[START RECORDS PROVIDED]
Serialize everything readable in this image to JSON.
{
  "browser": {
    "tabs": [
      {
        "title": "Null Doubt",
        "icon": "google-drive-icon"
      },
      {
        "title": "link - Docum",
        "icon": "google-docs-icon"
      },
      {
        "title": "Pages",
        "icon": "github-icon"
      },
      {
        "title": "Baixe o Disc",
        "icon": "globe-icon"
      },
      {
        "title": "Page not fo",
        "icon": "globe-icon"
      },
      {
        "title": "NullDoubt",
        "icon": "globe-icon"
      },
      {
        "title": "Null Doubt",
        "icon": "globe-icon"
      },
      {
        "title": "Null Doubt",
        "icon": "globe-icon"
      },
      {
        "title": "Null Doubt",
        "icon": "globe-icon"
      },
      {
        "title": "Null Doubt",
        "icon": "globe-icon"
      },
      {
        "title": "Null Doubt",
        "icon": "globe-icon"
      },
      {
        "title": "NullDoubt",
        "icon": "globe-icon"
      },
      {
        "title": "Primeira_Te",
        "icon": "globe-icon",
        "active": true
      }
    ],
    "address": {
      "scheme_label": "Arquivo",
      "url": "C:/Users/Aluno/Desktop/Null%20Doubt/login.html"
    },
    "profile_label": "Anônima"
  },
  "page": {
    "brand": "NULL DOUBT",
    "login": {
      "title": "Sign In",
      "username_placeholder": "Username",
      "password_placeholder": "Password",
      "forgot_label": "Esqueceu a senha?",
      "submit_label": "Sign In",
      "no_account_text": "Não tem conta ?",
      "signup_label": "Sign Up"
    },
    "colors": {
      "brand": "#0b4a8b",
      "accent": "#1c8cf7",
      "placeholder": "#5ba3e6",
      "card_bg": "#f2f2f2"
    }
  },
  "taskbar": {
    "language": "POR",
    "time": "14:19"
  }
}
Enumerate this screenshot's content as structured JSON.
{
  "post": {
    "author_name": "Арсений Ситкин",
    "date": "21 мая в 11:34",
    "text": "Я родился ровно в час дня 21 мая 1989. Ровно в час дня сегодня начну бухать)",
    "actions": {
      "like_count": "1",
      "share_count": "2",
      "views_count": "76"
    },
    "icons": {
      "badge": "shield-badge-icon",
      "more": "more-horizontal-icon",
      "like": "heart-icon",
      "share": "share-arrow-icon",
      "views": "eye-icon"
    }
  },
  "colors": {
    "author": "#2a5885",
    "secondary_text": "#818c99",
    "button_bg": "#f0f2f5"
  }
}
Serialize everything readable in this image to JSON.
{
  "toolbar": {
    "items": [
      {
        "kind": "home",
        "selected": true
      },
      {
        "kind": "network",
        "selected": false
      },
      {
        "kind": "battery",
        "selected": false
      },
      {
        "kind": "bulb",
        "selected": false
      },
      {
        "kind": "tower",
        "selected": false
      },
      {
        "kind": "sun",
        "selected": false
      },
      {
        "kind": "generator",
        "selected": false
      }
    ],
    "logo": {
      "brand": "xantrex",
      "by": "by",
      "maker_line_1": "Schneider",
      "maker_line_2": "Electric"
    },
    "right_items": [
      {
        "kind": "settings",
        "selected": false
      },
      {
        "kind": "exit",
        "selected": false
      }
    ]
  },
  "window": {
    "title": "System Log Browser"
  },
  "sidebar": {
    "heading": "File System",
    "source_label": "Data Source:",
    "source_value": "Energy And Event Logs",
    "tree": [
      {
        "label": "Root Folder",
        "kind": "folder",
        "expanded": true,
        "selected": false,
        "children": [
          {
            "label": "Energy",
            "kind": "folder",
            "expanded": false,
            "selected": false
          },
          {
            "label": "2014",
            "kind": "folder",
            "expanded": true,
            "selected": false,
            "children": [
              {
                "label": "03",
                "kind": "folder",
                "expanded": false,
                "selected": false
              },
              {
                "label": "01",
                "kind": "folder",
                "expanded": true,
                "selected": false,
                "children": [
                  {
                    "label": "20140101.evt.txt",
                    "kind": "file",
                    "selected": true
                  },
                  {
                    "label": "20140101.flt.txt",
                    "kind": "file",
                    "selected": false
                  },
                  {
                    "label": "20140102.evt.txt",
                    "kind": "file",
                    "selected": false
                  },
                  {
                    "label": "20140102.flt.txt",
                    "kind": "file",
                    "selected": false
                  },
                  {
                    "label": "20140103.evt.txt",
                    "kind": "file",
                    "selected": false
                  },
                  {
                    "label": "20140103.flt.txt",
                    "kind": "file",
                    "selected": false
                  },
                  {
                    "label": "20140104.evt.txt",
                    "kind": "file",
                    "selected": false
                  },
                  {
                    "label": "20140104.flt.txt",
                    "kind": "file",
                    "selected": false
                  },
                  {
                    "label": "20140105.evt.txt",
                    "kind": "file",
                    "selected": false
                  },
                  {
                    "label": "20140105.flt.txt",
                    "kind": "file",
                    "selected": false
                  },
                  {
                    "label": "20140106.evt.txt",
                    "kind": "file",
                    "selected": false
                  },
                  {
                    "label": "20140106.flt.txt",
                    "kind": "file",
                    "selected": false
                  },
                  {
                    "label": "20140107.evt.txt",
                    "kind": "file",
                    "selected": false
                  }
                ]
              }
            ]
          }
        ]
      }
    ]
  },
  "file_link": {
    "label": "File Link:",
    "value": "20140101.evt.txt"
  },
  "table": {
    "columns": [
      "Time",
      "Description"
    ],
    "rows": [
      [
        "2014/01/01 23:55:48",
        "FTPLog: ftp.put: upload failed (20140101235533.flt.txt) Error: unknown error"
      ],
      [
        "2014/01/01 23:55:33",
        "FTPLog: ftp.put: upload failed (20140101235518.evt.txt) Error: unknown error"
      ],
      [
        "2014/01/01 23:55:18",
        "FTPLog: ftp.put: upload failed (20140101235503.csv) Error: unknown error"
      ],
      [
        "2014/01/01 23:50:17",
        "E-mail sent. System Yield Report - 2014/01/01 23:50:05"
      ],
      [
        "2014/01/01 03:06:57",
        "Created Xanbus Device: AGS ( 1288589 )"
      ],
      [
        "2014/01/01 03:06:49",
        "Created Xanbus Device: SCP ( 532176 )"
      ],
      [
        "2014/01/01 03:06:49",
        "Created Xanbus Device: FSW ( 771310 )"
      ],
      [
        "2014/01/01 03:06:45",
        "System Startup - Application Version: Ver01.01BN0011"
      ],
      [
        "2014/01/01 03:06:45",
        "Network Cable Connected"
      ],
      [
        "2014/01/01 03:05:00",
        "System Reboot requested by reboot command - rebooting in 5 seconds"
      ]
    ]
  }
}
[END RECORDS PROVIDED]
Can you give every line above again, exactly as written?

Serialize everything readable in this image to JSON.
{
  "browser": {
    "tabs": [
      {
        "title": "Null Doubt",
        "icon": "google-drive-icon"
      },
      {
        "title": "link - Docum",
        "icon": "google-docs-icon"
      },
      {
        "title": "Pages",
        "icon": "github-icon"
      },
      {
        "title": "Baixe o Disc",
        "icon": "globe-icon"
      },
      {
        "title": "Page not fo",
        "icon": "globe-icon"
      },
      {
        "title": "NullDoubt",
        "icon": "globe-icon"
      },
      {
        "title": "Null Doubt",
        "icon": "globe-icon"
      },
      {
        "title": "Null Doubt",
        "icon": "globe-icon"
      },
      {
        "title": "Null Doubt",
        "icon": "globe-icon"
      },
      {
        "title": "Null Doubt",
        "icon": "globe-icon"
      },
      {
        "title": "Null Doubt",
        "icon": "globe-icon"
      },
      {
        "title": "NullDoubt",
        "icon": "globe-icon"
      },
      {
        "title": "Primeira_Te",
        "icon": "globe-icon",
        "active": true
      }
    ],
    "address": {
      "scheme_label": "Arquivo",
      "url": "C:/Users/Aluno/Desktop/Null%20Doubt/login.html"
    },
    "profile_label": "Anônima"
  },
  "page": {
    "brand": "NULL DOUBT",
    "login": {
      "title": "Sign In",
      "username_placeholder": "Username",
      "password_placeholder": "Password",
      "forgot_label": "Esqueceu a senha?",
      "submit_label": "Sign In",
      "no_account_text": "Não tem conta ?",
      "signup_label": "Sign Up"
    },
    "colors": {
      "brand": "#0b4a8b",
      "accent": "#1c8cf7",
      "placeholder": "#5ba3e6",
      "card_bg": "#f2f2f2"
    }
  },
  "taskbar": {
    "language": "POR",
    "time": "14:19"
  }
}
Enumerate this screenshot's content as structured JSON.
{
  "post": {
    "author_name": "Арсений Ситкин",
    "date": "21 мая в 11:34",
    "text": "Я родился ровно в час дня 21 мая 1989. Ровно в час дня сегодня начну бухать)",
    "actions": {
      "like_count": "1",
      "share_count": "2",
      "views_count": "76"
    },
    "icons": {
      "badge": "shield-badge-icon",
      "more": "more-horizontal-icon",
      "like": "heart-icon",
      "share": "share-arrow-icon",
      "views": "eye-icon"
    }
  },
  "colors": {
    "author": "#2a5885",
    "secondary_text": "#818c99",
    "button_bg": "#f0f2f5"
  }
}
Serialize everything readable in this image to JSON.
{
  "toolbar": {
    "items": [
      {
        "kind": "home",
        "selected": true
      },
      {
        "kind": "network",
        "selected": false
      },
      {
        "kind": "battery",
        "selected": false
      },
      {
        "kind": "bulb",
        "selected": false
      },
      {
        "kind": "tower",
        "selected": false
      },
      {
        "kind": "sun",
        "selected": false
      },
      {
        "kind": "generator",
        "selected": false
      }
    ],
    "logo": {
      "brand": "xantrex",
      "by": "by",
      "maker_line_1": "Schneider",
      "maker_line_2": "Electric"
    },
    "right_items": [
      {
        "kind": "settings",
        "selected": false
      },
      {
        "kind": "exit",
        "selected": false
      }
    ]
  },
  "window": {
    "title": "System Log Browser"
  },
  "sidebar": {
    "heading": "File System",
    "source_label": "Data Source:",
    "source_value": "Energy And Event Logs",
    "tree": [
      {
        "label": "Root Folder",
        "kind": "folder",
        "expanded": true,
        "selected": false,
        "children": [
          {
            "label": "Energy",
            "kind": "folder",
            "expanded": false,
            "selected": false
          },
          {
            "label": "2014",
            "kind": "folder",
            "expanded": true,
            "selected": false,
            "children": [
              {
                "label": "03",
                "kind": "folder",
                "expanded": false,
                "selected": false
              },
              {
                "label": "01",
                "kind": "folder",
                "expanded": true,
                "selected": false,
                "children": [
                  {
                    "label": "20140101.evt.txt",
                    "kind": "file",
                    "selected": true
                  },
                  {
                    "label": "20140101.flt.txt",
                    "kind": "file",
                    "selected": false
                  },
                  {
                    "label": "20140102.evt.txt",
                    "kind": "file",
                    "selected": false
                  },
                  {
                    "label": "20140102.flt.txt",
                    "kind": "file",
                    "selected": false
                  },
                  {
                    "label": "20140103.evt.txt",
                    "kind": "file",
                    "selected": false
                  },
                  {
                    "label": "20140103.flt.txt",
                    "kind": "file",
                    "selected": false
                  },
                  {
                    "label": "20140104.evt.txt",
                    "kind": "file",
                    "selected": false
                  },
                  {
                    "label": "20140104.flt.txt",
                    "kind": "file",
                    "selected": false
                  },
                  {
                    "label": "20140105.evt.txt",
                    "kind": "file",
                    "selected": false
                  },
                  {
                    "label": "20140105.flt.txt",
                    "kind": "file",
                    "selected": false
                  },
                  {
                    "label": "20140106.evt.txt",
                    "kind": "file",
                    "selected": false
                  },
                  {
                    "label": "20140106.flt.txt",
                    "kind": "file",
                    "selected": false
                  },
                  {
                    "label": "20140107.evt.txt",
                    "kind": "file",
                    "selected": false
                  }
                ]
              }
            ]
          }
        ]
      }
    ]
  },
  "file_link": {
    "label": "File Link:",
    "value": "20140101.evt.txt"
  },
  "table": {
    "columns": [
      "Time",
      "Description"
    ],
    "rows": [
      [
        "2014/01/01 23:55:48",
        "FTPLog: ftp.put: upload failed (20140101235533.flt.txt) Error: unknown error"
      ],
      [
        "2014/01/01 23:55:33",
        "FTPLog: ftp.put: upload failed (20140101235518.evt.txt) Error: unknown error"
      ],
      [
        "2014/01/01 23:55:18",
        "FTPLog: ftp.put: upload failed (20140101235503.csv) Error: unknown error"
      ],
      [
        "2014/01/01 23:50:17",
        "E-mail sent. System Yield Report - 2014/01/01 23:50:05"
      ],
      [
        "2014/01/01 03:06:57",
        "Created Xanbus Device: AGS ( 1288589 )"
      ],
      [
        "2014/01/01 03:06:49",
        "Created Xanbus Device: SCP ( 532176 )"
      ],
      [
        "2014/01/01 03:06:49",
        "Created Xanbus Device: FSW ( 771310 )"
      ],
      [
        "2014/01/01 03:06:45",
        "System Startup - Application Version: Ver01.01BN0011"
      ],
      [
        "2014/01/01 03:06:45",
        "Network Cable Connected"
      ],
      [
        "2014/01/01 03:05:00",
        "System Reboot requested by reboot command - rebooting in 5 seconds"
      ]
    ]
  }
}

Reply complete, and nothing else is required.